━━━━━ Texte source
Cela voulait dire en pratique que je recevais à chaque nouvelle année une
cuillère et une fourchette en argent, d’abord les grands couverts jusqu’à
compléter la douzaine, puis les couverts à dessert. Je n'avais pas douze ans et j'aurais bien sûr préféré un autre cadeau. Il n'y avait pas de couteaux,
ça coupe l’amitié. Malheureusement les grands couverts et les couverts à
dessert ne sont pas du même modèle, et le douzième de la série dessert est de
plus grande taille que les onze précédents. Elle a dû confondre ses filleuls. Trouver
les couteaux correspondants longtemps après était évidemment impossible. Les
petites cuillères à café qui venaient de mon parrain étaient encore très
différentes du reste (il en reste deux) et je reçus aussi, pour mes sept ans, un service à moka en
porcelaine de Bavière pour jouer dinette. Je ne l’ai pour ainsi dire jamais
employé et il prend toujours, intact, la poussière dans ma vitrine.
━━━━━━━━━━
━━━━━ Données fournies
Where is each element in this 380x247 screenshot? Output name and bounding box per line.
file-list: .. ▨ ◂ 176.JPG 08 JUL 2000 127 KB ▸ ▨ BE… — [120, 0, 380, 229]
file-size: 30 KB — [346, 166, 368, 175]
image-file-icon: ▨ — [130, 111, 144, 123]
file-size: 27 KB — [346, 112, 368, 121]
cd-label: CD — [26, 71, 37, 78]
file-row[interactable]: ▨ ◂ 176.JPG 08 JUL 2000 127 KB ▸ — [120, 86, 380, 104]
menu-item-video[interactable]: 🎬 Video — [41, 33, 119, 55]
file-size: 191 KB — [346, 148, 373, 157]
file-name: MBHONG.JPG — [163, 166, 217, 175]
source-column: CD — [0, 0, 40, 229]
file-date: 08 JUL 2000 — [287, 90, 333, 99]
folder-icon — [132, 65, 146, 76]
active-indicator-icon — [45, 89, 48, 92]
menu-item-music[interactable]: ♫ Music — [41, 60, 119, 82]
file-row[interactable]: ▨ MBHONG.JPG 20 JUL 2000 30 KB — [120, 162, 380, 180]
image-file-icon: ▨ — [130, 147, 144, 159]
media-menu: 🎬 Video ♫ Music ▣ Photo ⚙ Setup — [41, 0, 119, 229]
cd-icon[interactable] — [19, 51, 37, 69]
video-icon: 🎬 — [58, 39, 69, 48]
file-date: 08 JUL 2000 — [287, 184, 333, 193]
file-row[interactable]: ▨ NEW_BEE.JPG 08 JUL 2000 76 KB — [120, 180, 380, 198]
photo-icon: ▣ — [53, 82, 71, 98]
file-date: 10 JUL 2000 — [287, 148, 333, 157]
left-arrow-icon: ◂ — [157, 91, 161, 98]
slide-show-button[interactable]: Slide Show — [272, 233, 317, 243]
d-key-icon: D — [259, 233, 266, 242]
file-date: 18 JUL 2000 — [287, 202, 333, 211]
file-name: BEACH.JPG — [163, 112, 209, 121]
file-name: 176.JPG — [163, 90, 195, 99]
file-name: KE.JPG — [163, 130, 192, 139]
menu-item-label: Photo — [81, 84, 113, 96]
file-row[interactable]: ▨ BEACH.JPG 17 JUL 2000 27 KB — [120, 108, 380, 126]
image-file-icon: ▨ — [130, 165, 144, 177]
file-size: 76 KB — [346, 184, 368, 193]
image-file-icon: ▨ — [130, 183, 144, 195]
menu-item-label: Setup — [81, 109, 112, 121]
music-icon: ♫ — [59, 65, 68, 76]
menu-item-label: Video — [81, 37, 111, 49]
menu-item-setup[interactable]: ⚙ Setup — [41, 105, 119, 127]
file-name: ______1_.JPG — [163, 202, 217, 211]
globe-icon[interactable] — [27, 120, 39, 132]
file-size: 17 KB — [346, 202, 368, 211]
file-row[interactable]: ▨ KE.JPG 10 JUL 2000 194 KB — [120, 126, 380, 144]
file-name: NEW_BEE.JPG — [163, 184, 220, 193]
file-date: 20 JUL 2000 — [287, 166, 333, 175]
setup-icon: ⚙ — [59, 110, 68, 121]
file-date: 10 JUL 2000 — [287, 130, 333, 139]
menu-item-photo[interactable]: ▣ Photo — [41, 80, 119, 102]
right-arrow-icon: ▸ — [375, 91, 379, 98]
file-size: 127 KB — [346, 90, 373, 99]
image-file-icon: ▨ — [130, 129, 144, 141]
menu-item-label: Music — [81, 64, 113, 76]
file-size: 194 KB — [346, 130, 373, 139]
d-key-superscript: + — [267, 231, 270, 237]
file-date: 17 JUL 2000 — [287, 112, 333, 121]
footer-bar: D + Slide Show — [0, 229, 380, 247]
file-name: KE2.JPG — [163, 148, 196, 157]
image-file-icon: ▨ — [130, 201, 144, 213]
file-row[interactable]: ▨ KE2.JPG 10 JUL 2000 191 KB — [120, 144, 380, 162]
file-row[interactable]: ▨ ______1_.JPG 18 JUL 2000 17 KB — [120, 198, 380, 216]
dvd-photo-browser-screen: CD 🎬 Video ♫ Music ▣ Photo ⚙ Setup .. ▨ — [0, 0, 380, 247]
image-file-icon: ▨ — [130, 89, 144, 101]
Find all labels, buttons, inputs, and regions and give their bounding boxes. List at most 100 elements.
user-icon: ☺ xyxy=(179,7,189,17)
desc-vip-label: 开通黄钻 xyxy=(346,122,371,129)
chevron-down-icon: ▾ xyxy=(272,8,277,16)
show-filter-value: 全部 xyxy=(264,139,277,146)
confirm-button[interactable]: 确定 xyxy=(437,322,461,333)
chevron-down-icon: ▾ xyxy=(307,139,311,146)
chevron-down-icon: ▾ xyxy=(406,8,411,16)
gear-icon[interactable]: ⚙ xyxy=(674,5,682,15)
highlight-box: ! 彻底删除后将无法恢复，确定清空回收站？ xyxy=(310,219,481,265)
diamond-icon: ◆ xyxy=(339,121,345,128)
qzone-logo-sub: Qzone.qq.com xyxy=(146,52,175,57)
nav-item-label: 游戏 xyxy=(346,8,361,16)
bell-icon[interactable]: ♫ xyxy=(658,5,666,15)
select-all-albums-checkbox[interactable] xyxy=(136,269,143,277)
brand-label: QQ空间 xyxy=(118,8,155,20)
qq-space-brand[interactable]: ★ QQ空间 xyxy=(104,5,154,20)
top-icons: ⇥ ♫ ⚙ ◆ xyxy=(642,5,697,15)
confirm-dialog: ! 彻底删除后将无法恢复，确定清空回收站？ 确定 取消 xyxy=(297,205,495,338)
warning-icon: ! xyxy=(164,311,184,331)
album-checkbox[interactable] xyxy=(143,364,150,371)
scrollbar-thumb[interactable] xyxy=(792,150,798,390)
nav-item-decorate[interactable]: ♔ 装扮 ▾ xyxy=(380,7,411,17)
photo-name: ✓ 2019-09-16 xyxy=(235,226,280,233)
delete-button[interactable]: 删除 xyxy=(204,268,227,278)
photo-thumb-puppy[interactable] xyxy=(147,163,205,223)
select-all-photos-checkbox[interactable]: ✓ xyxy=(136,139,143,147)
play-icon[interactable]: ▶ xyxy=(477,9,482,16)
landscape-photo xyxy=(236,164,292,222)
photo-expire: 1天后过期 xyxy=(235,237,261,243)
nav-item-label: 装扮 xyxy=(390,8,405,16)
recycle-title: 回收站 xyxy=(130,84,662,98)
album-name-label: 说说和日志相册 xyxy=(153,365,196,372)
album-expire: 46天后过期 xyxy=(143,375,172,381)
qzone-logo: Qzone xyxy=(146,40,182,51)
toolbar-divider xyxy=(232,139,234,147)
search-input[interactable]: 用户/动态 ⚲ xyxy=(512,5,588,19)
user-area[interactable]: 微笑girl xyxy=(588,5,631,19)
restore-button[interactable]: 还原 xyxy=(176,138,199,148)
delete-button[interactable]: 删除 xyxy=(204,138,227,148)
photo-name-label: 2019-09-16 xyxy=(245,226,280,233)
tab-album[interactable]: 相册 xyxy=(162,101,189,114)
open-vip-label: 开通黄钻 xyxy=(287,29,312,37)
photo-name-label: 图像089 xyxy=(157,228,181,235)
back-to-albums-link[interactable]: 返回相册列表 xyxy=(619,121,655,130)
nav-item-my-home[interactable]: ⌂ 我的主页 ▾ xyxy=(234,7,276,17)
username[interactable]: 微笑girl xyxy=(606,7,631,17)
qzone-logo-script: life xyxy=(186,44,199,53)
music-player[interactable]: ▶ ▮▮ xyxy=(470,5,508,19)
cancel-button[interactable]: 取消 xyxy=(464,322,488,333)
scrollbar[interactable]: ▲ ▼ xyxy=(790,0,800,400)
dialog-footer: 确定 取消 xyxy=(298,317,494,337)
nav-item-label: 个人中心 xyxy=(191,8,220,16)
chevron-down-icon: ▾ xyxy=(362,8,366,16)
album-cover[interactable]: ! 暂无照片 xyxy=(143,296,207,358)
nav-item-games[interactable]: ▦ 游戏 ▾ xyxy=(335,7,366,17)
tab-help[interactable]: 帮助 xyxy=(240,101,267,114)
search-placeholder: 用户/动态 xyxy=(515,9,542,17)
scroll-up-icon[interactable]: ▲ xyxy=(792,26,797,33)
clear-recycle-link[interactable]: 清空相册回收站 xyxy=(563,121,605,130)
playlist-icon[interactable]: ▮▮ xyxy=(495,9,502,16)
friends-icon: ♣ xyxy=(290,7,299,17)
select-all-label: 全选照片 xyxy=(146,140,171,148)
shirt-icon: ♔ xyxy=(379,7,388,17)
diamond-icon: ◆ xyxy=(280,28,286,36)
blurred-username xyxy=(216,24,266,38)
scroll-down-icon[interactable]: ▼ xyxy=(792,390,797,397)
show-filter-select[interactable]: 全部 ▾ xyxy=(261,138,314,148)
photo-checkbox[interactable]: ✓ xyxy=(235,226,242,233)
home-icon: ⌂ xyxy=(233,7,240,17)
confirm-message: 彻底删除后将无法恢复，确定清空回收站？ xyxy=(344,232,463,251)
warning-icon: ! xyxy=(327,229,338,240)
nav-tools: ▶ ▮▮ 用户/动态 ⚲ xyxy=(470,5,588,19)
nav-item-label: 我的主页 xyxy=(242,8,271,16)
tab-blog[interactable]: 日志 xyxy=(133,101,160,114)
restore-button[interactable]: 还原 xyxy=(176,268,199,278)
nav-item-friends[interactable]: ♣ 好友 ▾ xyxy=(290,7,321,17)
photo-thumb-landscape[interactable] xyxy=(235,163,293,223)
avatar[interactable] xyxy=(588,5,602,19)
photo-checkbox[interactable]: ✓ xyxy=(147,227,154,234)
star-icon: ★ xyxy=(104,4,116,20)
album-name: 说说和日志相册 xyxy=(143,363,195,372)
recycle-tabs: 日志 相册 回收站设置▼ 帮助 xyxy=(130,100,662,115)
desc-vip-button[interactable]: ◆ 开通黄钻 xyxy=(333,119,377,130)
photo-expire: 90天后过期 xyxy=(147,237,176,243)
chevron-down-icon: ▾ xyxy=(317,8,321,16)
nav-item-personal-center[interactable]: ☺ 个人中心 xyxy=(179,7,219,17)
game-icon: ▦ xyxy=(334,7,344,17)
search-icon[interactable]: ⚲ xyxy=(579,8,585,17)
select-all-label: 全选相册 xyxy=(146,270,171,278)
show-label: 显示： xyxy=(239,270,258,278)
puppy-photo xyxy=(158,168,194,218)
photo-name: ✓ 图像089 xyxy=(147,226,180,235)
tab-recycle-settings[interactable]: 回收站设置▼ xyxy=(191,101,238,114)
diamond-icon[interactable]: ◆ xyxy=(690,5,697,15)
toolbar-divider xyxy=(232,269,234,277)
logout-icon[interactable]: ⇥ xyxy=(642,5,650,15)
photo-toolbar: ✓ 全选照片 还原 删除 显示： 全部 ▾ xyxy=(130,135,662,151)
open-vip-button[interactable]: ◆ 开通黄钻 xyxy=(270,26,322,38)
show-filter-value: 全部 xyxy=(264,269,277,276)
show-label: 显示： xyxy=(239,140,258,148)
━━━━━━━━━━
**Exercices**
1) D'après le texte sur les couverts en argent, pourquoi n'y avait-il pas de couteaux parmi les cadeaux ?
2) Poursuivez le texte sur les couverts en argent reçus en cadeau à partir de sa dernière phrase.
Ce listing vient d'une autre source que le texte.

**Corrigé**
1) Parce que les couteaux, ça coupe l'amitié.

2)
Mis à part ces considérations bassement
matérialistes, tante Mimi m’invitait de temps en temps à passer quelques jours
à Terneuzen avec Tiennot. J’avais le même âge que mon cousin Marc, et la même
chose était vraie pour Luc et Tiennot, de façon qu’on s’entendait à merveille,
malgré les différences entre leur néerlandais et notre flamand.
Le mode de vie
de ma famille hollandaise me semblait très exotique : on mettait les tapis
sur les tables au lieu de les mettre sur
le sol, il n’y avait pas de rideaux aux fenêtres et tous les passants pouvaient
nous voir, le midi on mangeait de la soupe aux pois avec des petites saucisses
dedans et le soir on recevait des tartines avec du « hagelslag », un
granulé de sucre à l’anis de toutes couleurs, qu’on mangeait avec une
fourchette et un couteau. Chaque fois que j’allais la visiter, tante Mimi me
répétait l’histoire de quand j’étais petite et qu’elle m’avait fait goûter au
bon lait des vaches hollandaises. J’avais déclaré fermement : « c’est
aussi bon que de l’eau ». Pour moi c’était un compliment, mais à
l’évidence elle ne l’avait pas pris comme ça.
Avec les garçons de tante Mimi (elle n’avait
qu’une fille, beaucoup plus âgée), on jouait aux cow-boys et aux indiens.
J’avais reçu un beau costume de cowboy à la Saint-Nicolas et c’était l’occasion
de l’utiliser. Mais on allait aussi en excursion vers l’Escaut, qui à Terneuzen
est tellement large qu’on ne voit pas l’autre côté.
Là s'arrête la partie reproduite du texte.